-- Start of Text block --
Hacker Newsnew | past | comments | ask | show | jobs | submitlogin

Why not try, though? First and foremost, I think it's a good thing that designers are getting work. I also think huge "for fun" webapps are in a particularly advantageous place when it comes to pushing the boundaries of design, mostly because they have people on hand who can do it and who probably want to do it. Next, it's really a low risk preposition.

Maybe Office 365 needs to be conservative with fonts. Twitter can push boundaries, though. I wish they'd push boundaries more, ala Bertone or Memphis Group, but I guess the risks are larger the more you push the boundaries.



> "Maybe Office 365 needs to be conservative with fonts. Twitter can push boundaries, though."

What's the difference between Office and Twitter here? Both are apps that should just get out of the way of the content.

Most software should just have native UI that follows the platform guidelines. Unfortunately software companies hire graphic designers who know nothing about interaction design, and generalist programmers who want to do one-size-fits-all UIs. And that's how you get unreadable fonts in slow Electron apps.


Why not try? Because the cognitive dissonance when people's eyes and brains run into a large variety web-based and app-based screen fonts. Web based font performance is still terrible. So.. because: the brain doesn't like it.
-- End of Text block --
# Work instructions:
(1) Extract the stretch of the font discussion from "Why not try, though?" through "low risk preposition.".
(2) Which two names does the font discussion give as examples of how the writer wishes Twitter would push boundaries?
-- Start of Data block --
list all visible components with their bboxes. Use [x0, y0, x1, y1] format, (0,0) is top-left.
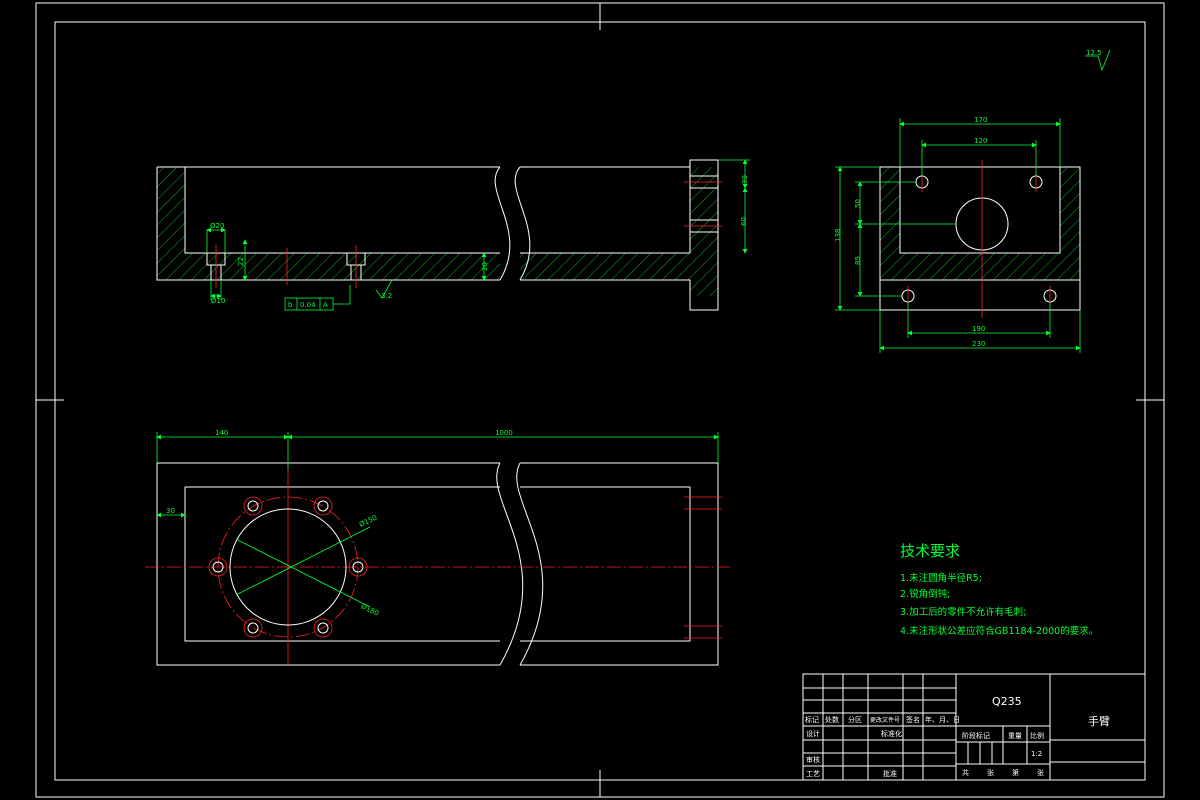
-- End of Data block --
# The answers:
(1)
Why not try, though? First and foremost, I think it's a good thing that designers are getting work. I also think huge "for fun" webapps are in a particularly advantageous place when it comes to pushing the boundaries of design, mostly because they have people on hand who can do it and who probably want to do it. Next, it's really a low risk preposition.

(2) Bertone and Memphis Group